(Element box annotations)
»»

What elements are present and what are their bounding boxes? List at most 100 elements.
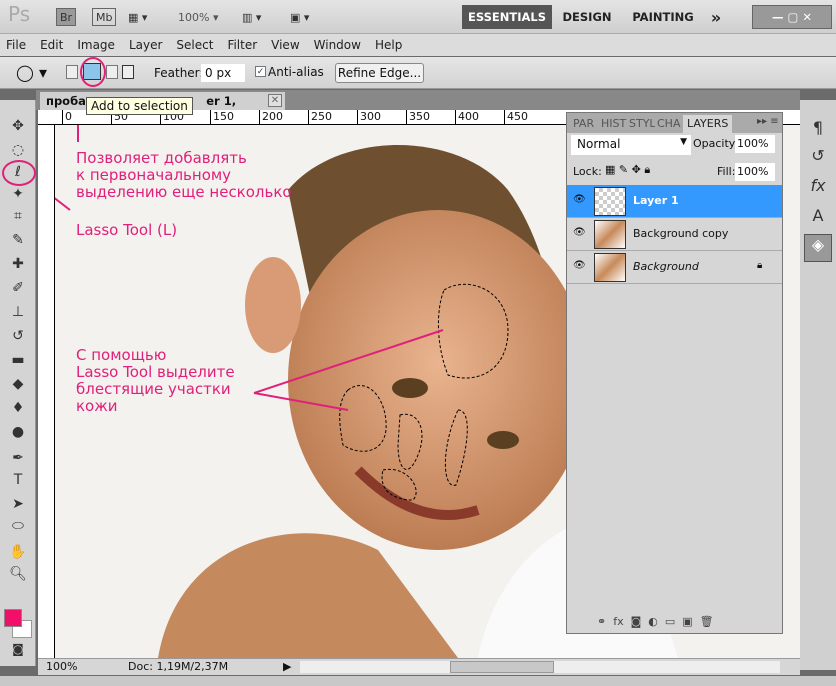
ruler-label: 0 — [62, 110, 72, 125]
ruler-label: 400 — [455, 110, 479, 125]
quick-selection-tool-icon[interactable]: ✦ — [7, 186, 29, 206]
menu-file[interactable]: File — [6, 38, 26, 52]
shape-tool-icon[interactable]: ⬭ — [7, 518, 29, 538]
blur-tool-icon[interactable]: ♦ — [7, 400, 29, 420]
lock-icons[interactable]: ▦ ✎ ✥ 🔒︎ — [605, 163, 650, 177]
foreground-color-swatch[interactable] — [4, 609, 22, 627]
history-brush-icon[interactable]: ↺ — [7, 328, 29, 348]
blend-mode-dropdown[interactable]: Normal ▼ — [571, 135, 691, 155]
annotation-line: Lasso Tool выделите — [76, 363, 235, 381]
marquee-tool-icon[interactable]: ◌ — [7, 142, 29, 162]
move-tool-icon[interactable]: ✥ — [7, 118, 29, 138]
annotation-line: С помощью — [76, 346, 167, 364]
fill-input[interactable]: 100% — [735, 163, 775, 181]
layer-name: Background — [633, 260, 699, 273]
blend-mode-value: Normal — [577, 137, 621, 151]
menu-edit[interactable]: Edit — [40, 38, 63, 52]
bridge-button[interactable]: Br — [56, 8, 77, 26]
more-workspaces-button[interactable]: » — [704, 5, 728, 29]
quick-mask-icon[interactable]: ◙ — [7, 642, 29, 662]
layer-thumbnail — [594, 253, 626, 282]
document-tab-title: проба. — [46, 94, 91, 108]
feather-input[interactable]: 0 px — [201, 64, 245, 82]
fill-label: Fill: — [717, 165, 736, 178]
menu-layer[interactable]: Layer — [129, 38, 162, 52]
mini-bridge-button[interactable]: Mb — [92, 8, 117, 26]
history-icon[interactable]: ↺ — [804, 146, 832, 174]
eraser-tool-icon[interactable]: ▬ — [7, 352, 29, 372]
visibility-eye-icon[interactable]: 👁︎ — [573, 194, 586, 206]
annotation-line: блестящие участки — [76, 380, 231, 398]
annotation-lasso-tool: Lasso Tool (L) — [76, 221, 178, 239]
layer-name: Layer 1 — [633, 194, 679, 207]
menu-view[interactable]: View — [271, 38, 299, 52]
opacity-input[interactable]: 100% — [735, 135, 775, 153]
clone-stamp-icon[interactable]: ⊥ — [7, 304, 29, 324]
new-selection-icon[interactable] — [66, 65, 78, 79]
arrange-documents-button[interactable]: ▥ ▾ — [242, 8, 261, 26]
layer-row-layer-1[interactable]: 👁︎ Layer 1 — [567, 185, 782, 218]
workspace-essentials[interactable]: ESSENTIALS — [462, 5, 552, 29]
pen-tool-icon[interactable]: ✒ — [7, 450, 29, 470]
intersect-selection-icon[interactable] — [122, 65, 134, 79]
path-selection-icon[interactable]: ➤ — [7, 496, 29, 516]
paragraph-icon[interactable]: ¶ — [804, 118, 832, 146]
menu-image[interactable]: Image — [77, 38, 115, 52]
lasso-preset-picker[interactable]: ◯ ▾ — [16, 63, 47, 82]
view-extras-button[interactable]: ▦ ▾ — [128, 8, 147, 26]
application-bar: Ps Br Mb ▦ ▾ 100% ▾ ▥ ▾ ▣ ▾ ESSENTIALS D… — [0, 0, 836, 34]
horizontal-scrollbar[interactable] — [300, 661, 780, 673]
annotation-line: к первоначальному — [76, 166, 232, 184]
window-controls[interactable]: — ▢ ✕ — [752, 5, 832, 29]
tools-panel: ✥ ◌ ℓ ✦ ⌗ ✎ ✚ ✐ ⊥ ↺ ▬ ◆ ♦ ● ✒ T ➤ ⬭ ✋ 🔍︎… — [0, 100, 36, 666]
workspace-painting[interactable]: PAINTING — [628, 5, 698, 29]
dodge-tool-icon[interactable]: ● — [7, 424, 29, 444]
styles-fx-icon[interactable]: fx — [804, 176, 832, 204]
zoom-readout[interactable]: 100% — [46, 660, 77, 673]
status-menu-arrow[interactable]: ▶ — [283, 660, 291, 673]
visibility-eye-icon[interactable]: 👁︎ — [573, 260, 586, 272]
layer-row-background[interactable]: 👁︎ Background 🔒︎ — [567, 251, 782, 284]
scrollbar-thumb[interactable] — [450, 661, 554, 673]
menu-window[interactable]: Window — [314, 38, 361, 52]
character-icon[interactable]: A — [804, 206, 832, 234]
ruler-label: 150 — [210, 110, 234, 125]
tab-styles[interactable]: STYL — [629, 115, 655, 133]
close-tab-icon[interactable]: ✕ — [268, 94, 282, 107]
subtract-from-selection-icon[interactable] — [106, 65, 118, 79]
type-tool-icon[interactable]: T — [7, 472, 29, 492]
status-bar: 100% Doc: 1,19M/2,37M ▶ — [38, 658, 800, 675]
menu-bar: File Edit Image Layer Select Filter View… — [0, 34, 836, 56]
zoom-level-dropdown[interactable]: 100% ▾ — [178, 8, 218, 26]
layers-footer-buttons[interactable]: ⚭ fx ◙ ◐ ▭ ▣ 🗑︎ — [567, 613, 782, 633]
layer-row-background-copy[interactable]: 👁︎ Background copy — [567, 218, 782, 251]
anti-alias-label: Anti-alias — [268, 65, 324, 79]
anti-alias-checkbox[interactable]: ✓ — [255, 66, 266, 77]
tab-layers[interactable]: LAYERS — [683, 115, 733, 133]
workspace-design[interactable]: DESIGN — [556, 5, 618, 29]
layer-thumbnail — [594, 220, 626, 249]
menu-select[interactable]: Select — [176, 38, 213, 52]
paint-bucket-icon[interactable]: ◆ — [7, 376, 29, 396]
panel-menu-icon[interactable]: ▸▸ ≡ — [757, 116, 779, 127]
refine-edge-button[interactable]: Refine Edge... — [335, 63, 424, 83]
brush-tool-icon[interactable]: ✐ — [7, 280, 29, 300]
menu-filter[interactable]: Filter — [227, 38, 257, 52]
healing-brush-icon[interactable]: ✚ — [7, 256, 29, 276]
visibility-eye-icon[interactable]: 👁︎ — [573, 227, 586, 239]
eyedropper-tool-icon[interactable]: ✎ — [7, 232, 29, 252]
lasso-highlight-circle — [2, 160, 36, 186]
annotation-line: кожи — [76, 397, 118, 415]
hand-tool-icon[interactable]: ✋ — [7, 544, 29, 564]
screen-mode-button[interactable]: ▣ ▾ — [290, 8, 309, 26]
tab-paragraph[interactable]: PAR — [573, 115, 594, 133]
ruler-label: 300 — [357, 110, 381, 125]
tab-history[interactable]: HIST — [601, 115, 626, 133]
layers-icon[interactable]: ◈ — [804, 234, 832, 262]
zoom-tool-icon[interactable]: 🔍︎ — [7, 566, 29, 586]
menu-help[interactable]: Help — [375, 38, 402, 52]
feather-label: Feather: — [154, 66, 204, 80]
crop-tool-icon[interactable]: ⌗ — [7, 208, 29, 228]
layer-thumbnail — [594, 187, 626, 216]
tab-channels[interactable]: CHA — [657, 115, 680, 133]
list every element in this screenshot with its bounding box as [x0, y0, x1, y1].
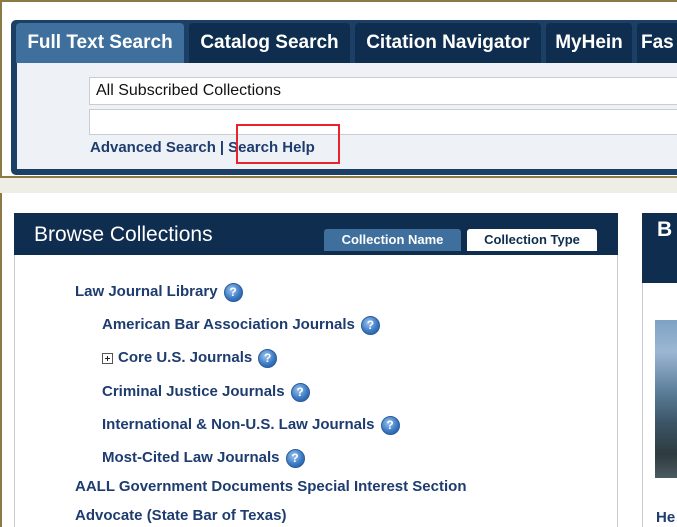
- collection-item[interactable]: Advocate (State Bar of Texas): [75, 505, 286, 527]
- collection-item-label[interactable]: American Bar Association Journals: [102, 316, 355, 333]
- collection-item[interactable]: Most-Cited Law Journals?: [102, 447, 305, 469]
- tab-citation-navigator[interactable]: Citation Navigator: [355, 23, 541, 63]
- help-question-icon[interactable]: ?: [285, 448, 305, 468]
- tab-collection-type[interactable]: Collection Type: [467, 229, 597, 251]
- collection-item[interactable]: Core U.S. Journals?: [102, 347, 278, 369]
- collection-item-label[interactable]: Most-Cited Law Journals: [102, 449, 280, 466]
- collection-item[interactable]: AALL Government Documents Special Intere…: [75, 476, 466, 498]
- collection-select[interactable]: All Subscribed Collections: [89, 77, 677, 105]
- advanced-search-link[interactable]: Advanced Search: [90, 139, 216, 156]
- search-input[interactable]: [89, 109, 677, 135]
- help-question-icon[interactable]: ?: [258, 348, 278, 368]
- tab-full-text-search[interactable]: Full Text Search: [16, 23, 184, 63]
- collection-item[interactable]: Law Journal Library?: [75, 281, 243, 303]
- tab-collection-name[interactable]: Collection Name: [324, 229, 461, 251]
- page-frame-top: [0, 0, 677, 2]
- collection-item-label[interactable]: Law Journal Library: [75, 283, 218, 300]
- collection-item-label[interactable]: AALL Government Documents Special Intere…: [75, 478, 466, 495]
- tab-fastcase[interactable]: Fas: [637, 23, 677, 63]
- help-question-icon[interactable]: ?: [290, 382, 310, 402]
- link-separator: |: [219, 139, 225, 156]
- side-panel-image[interactable]: [655, 320, 677, 478]
- collection-item[interactable]: Criminal Justice Journals?: [102, 381, 310, 403]
- browse-collections-title: Browse Collections: [34, 223, 213, 246]
- collection-item[interactable]: International & Non-U.S. Law Journals?: [102, 414, 400, 436]
- tab-myhein[interactable]: MyHein: [546, 23, 632, 63]
- content-band: [0, 176, 677, 193]
- side-panel-title: B: [657, 218, 673, 241]
- collection-item-label[interactable]: Core U.S. Journals: [118, 349, 252, 366]
- collection-item-label[interactable]: Criminal Justice Journals: [102, 383, 285, 400]
- side-panel-link[interactable]: He: [656, 509, 675, 526]
- help-question-icon[interactable]: ?: [360, 315, 380, 335]
- plus-box-icon[interactable]: [102, 352, 113, 364]
- collection-item[interactable]: American Bar Association Journals?: [102, 314, 380, 336]
- help-question-icon[interactable]: ?: [380, 415, 400, 435]
- tab-catalog-search[interactable]: Catalog Search: [189, 23, 350, 63]
- page-frame-left: [0, 0, 2, 527]
- help-question-icon[interactable]: ?: [223, 282, 243, 302]
- collection-item-label[interactable]: International & Non-U.S. Law Journals: [102, 416, 375, 433]
- collection-item-label[interactable]: Advocate (State Bar of Texas): [75, 507, 286, 524]
- search-help-highlight: [236, 124, 340, 164]
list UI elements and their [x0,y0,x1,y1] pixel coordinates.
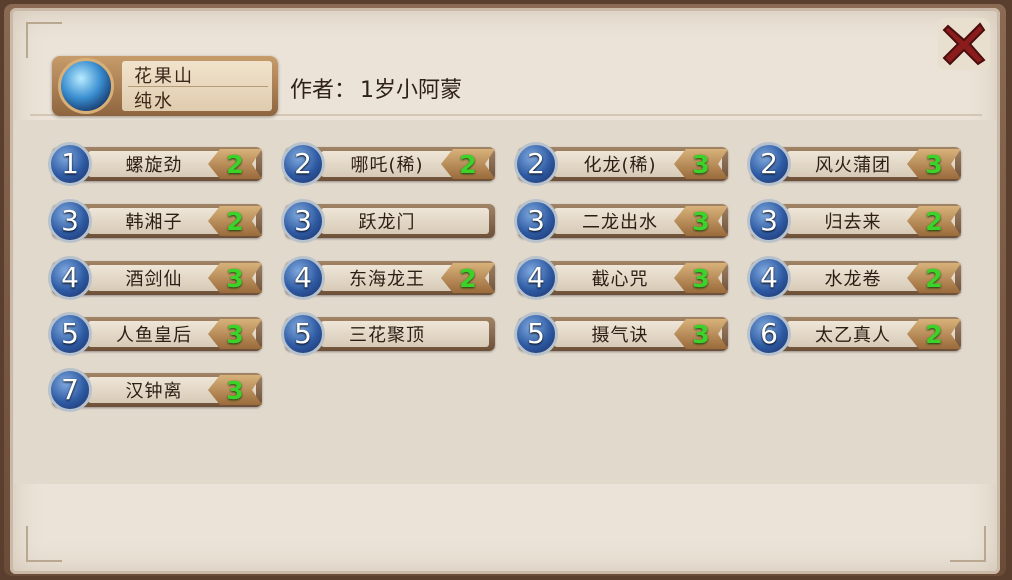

««

● Direction:
Repeat everything in the entries from the line that contains "- collection-item[interactable]: Advocate" down to the line that contains "- collection-item[interactable]: Most-Cited", both included, with each line written exactly as it appears.

● Finished exercise:
- collection-item[interactable]: Advocate (State Bar of Texas): [75, 505, 286, 527]
- collection-item-label[interactable]: American Bar Association Journals: [102, 316, 355, 333]
- collection-item[interactable]: Most-Cited Law Journals?: [102, 447, 305, 469]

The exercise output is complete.